>>>

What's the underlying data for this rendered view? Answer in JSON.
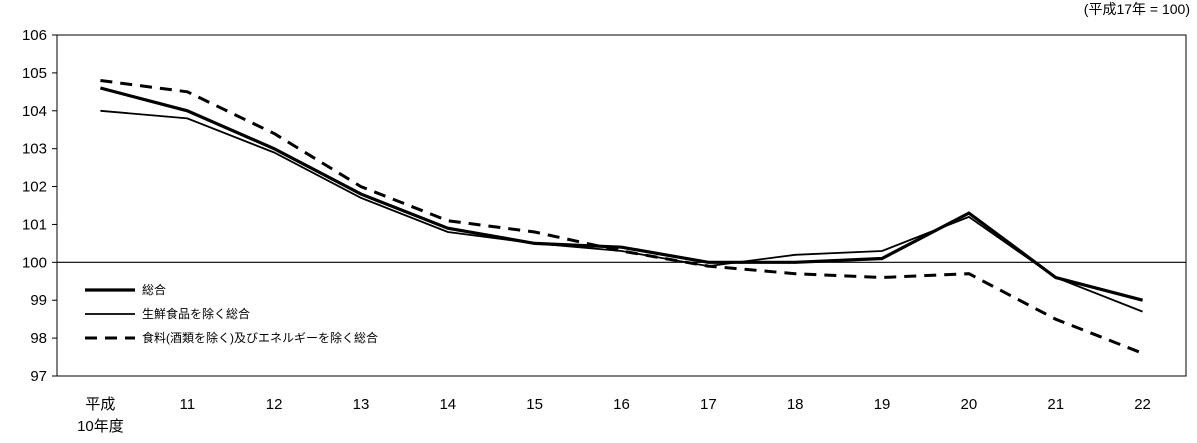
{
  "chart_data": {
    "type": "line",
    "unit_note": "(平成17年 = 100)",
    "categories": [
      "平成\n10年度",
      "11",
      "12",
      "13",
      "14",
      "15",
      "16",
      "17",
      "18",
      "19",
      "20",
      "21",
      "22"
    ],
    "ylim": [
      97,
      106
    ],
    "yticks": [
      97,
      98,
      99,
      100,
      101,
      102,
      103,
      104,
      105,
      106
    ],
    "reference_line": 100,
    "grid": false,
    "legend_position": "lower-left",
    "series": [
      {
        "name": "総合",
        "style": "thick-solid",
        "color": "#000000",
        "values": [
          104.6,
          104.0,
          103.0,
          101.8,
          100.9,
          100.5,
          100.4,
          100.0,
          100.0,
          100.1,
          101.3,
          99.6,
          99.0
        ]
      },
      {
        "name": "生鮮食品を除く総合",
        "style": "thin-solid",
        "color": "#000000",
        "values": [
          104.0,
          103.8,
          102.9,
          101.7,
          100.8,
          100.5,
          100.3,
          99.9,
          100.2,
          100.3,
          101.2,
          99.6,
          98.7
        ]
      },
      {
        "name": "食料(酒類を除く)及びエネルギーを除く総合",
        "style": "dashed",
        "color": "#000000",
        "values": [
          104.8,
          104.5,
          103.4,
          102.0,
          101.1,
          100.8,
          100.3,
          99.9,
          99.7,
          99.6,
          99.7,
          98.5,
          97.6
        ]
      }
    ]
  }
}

<<<

STATED PROBLEM » Leaving the pictures aside, transcribe the entire listing exactly.

ANSWER TO THE EXERCISE »
What's the underlying data for this rendered view? Answer in JSON.
{
  "chart_data": {
    "type": "line",
    "unit_note": "(平成17年 = 100)",
    "categories": [
      "平成\n10年度",
      "11",
      "12",
      "13",
      "14",
      "15",
      "16",
      "17",
      "18",
      "19",
      "20",
      "21",
      "22"
    ],
    "ylim": [
      97,
      106
    ],
    "yticks": [
      97,
      98,
      99,
      100,
      101,
      102,
      103,
      104,
      105,
      106
    ],
    "reference_line": 100,
    "grid": false,
    "legend_position": "lower-left",
    "series": [
      {
        "name": "総合",
        "style": "thick-solid",
        "color": "#000000",
        "values": [
          104.6,
          104.0,
          103.0,
          101.8,
          100.9,
          100.5,
          100.4,
          100.0,
          100.0,
          100.1,
          101.3,
          99.6,
          99.0
        ]
      },
      {
        "name": "生鮮食品を除く総合",
        "style": "thin-solid",
        "color": "#000000",
        "values": [
          104.0,
          103.8,
          102.9,
          101.7,
          100.8,
          100.5,
          100.3,
          99.9,
          100.2,
          100.3,
          101.2,
          99.6,
          98.7
        ]
      },
      {
        "name": "食料(酒類を除く)及びエネルギーを除く総合",
        "style": "dashed",
        "color": "#000000",
        "values": [
          104.8,
          104.5,
          103.4,
          102.0,
          101.1,
          100.8,
          100.3,
          99.9,
          99.7,
          99.6,
          99.7,
          98.5,
          97.6
        ]
      }
    ]
  }
}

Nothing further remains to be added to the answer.